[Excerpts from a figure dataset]

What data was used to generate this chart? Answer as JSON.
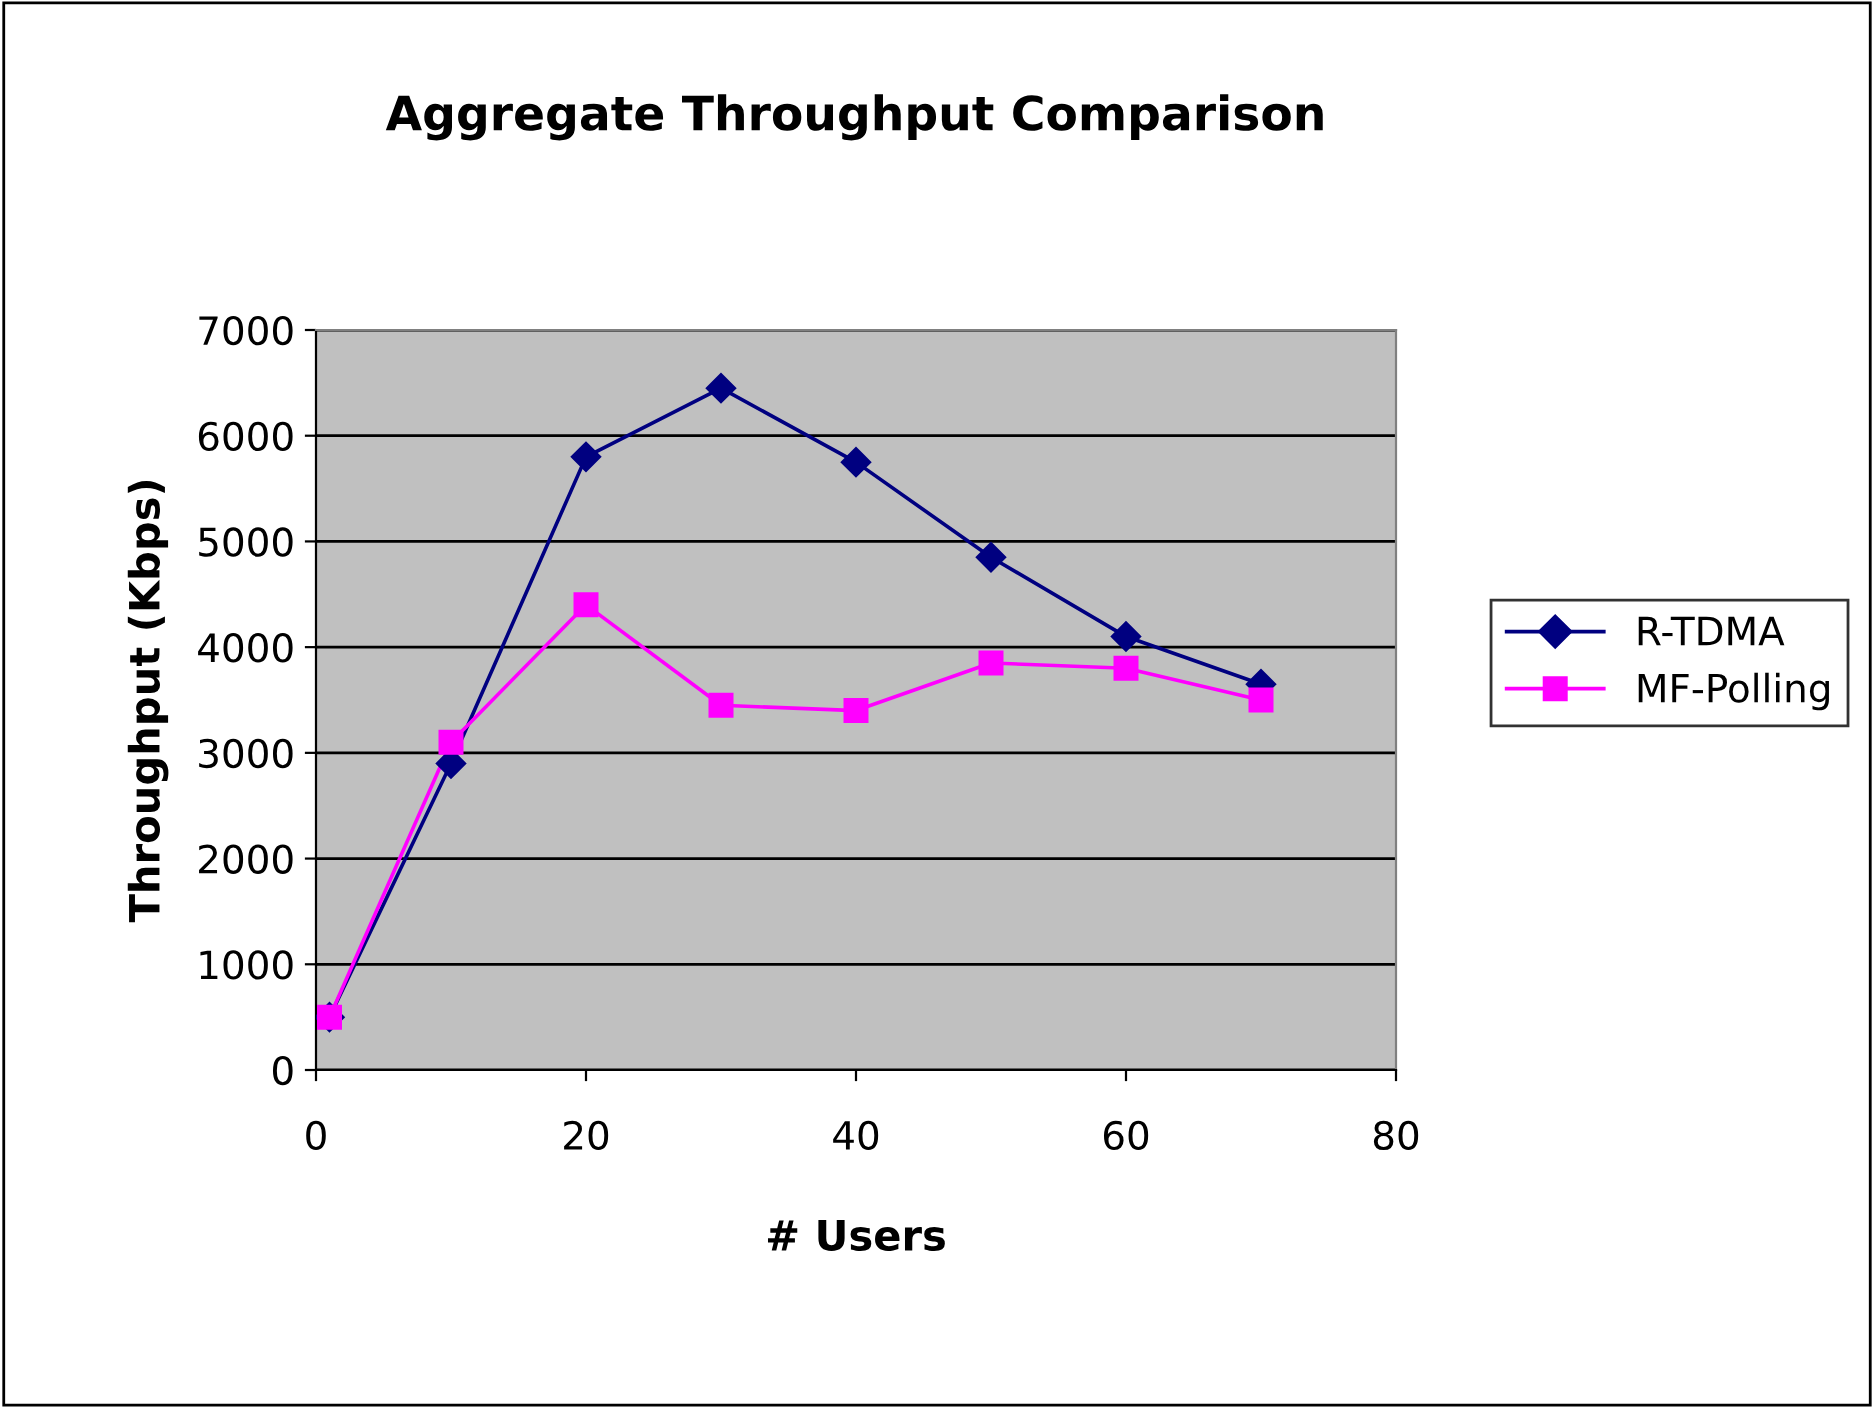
{
  "chart_data": {
    "type": "line",
    "title": "Aggregate Throughput Comparison",
    "xlabel": "# Users",
    "ylabel": "Throughput (Kbps)",
    "x": [
      1,
      10,
      20,
      30,
      40,
      50,
      60,
      70
    ],
    "series": [
      {
        "name": "R-TDMA",
        "color": "#000080",
        "marker": "diamond",
        "values": [
          500,
          2900,
          5800,
          6450,
          5750,
          4850,
          4100,
          3650
        ]
      },
      {
        "name": "MF-Polling",
        "color": "#ff00ff",
        "marker": "square",
        "values": [
          500,
          3100,
          4400,
          3450,
          3400,
          3850,
          3800,
          3500
        ]
      }
    ],
    "xlim": [
      0,
      80
    ],
    "xticks": [
      0,
      20,
      40,
      60,
      80
    ],
    "ylim": [
      0,
      7000
    ],
    "yticks": [
      0,
      1000,
      2000,
      3000,
      4000,
      5000,
      6000,
      7000
    ],
    "grid": "y",
    "legend": "right",
    "line_style": "solid"
  }
}
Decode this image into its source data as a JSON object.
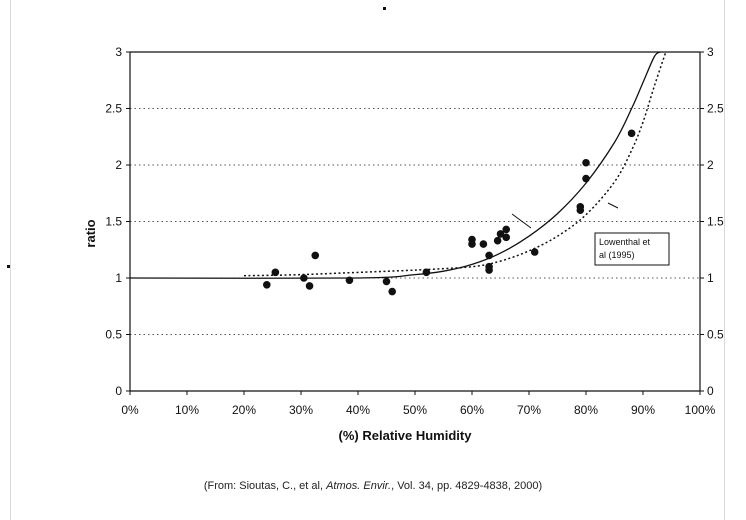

### What is required
All the records above need to be given again word for word. Skip the pictures.

### Written response
What data was used to generate this chart? Answer as JSON.
{
  "chart_data": {
    "type": "line",
    "title": "Aggregate Throughput Comparison",
    "xlabel": "# Users",
    "ylabel": "Throughput (Kbps)",
    "x": [
      1,
      10,
      20,
      30,
      40,
      50,
      60,
      70
    ],
    "series": [
      {
        "name": "R-TDMA",
        "color": "#000080",
        "marker": "diamond",
        "values": [
          500,
          2900,
          5800,
          6450,
          5750,
          4850,
          4100,
          3650
        ]
      },
      {
        "name": "MF-Polling",
        "color": "#ff00ff",
        "marker": "square",
        "values": [
          500,
          3100,
          4400,
          3450,
          3400,
          3850,
          3800,
          3500
        ]
      }
    ],
    "xlim": [
      0,
      80
    ],
    "xticks": [
      0,
      20,
      40,
      60,
      80
    ],
    "ylim": [
      0,
      7000
    ],
    "yticks": [
      0,
      1000,
      2000,
      3000,
      4000,
      5000,
      6000,
      7000
    ],
    "grid": "y",
    "legend": "right",
    "line_style": "solid"
  }
}
Decode this image into its source data as a JSON object.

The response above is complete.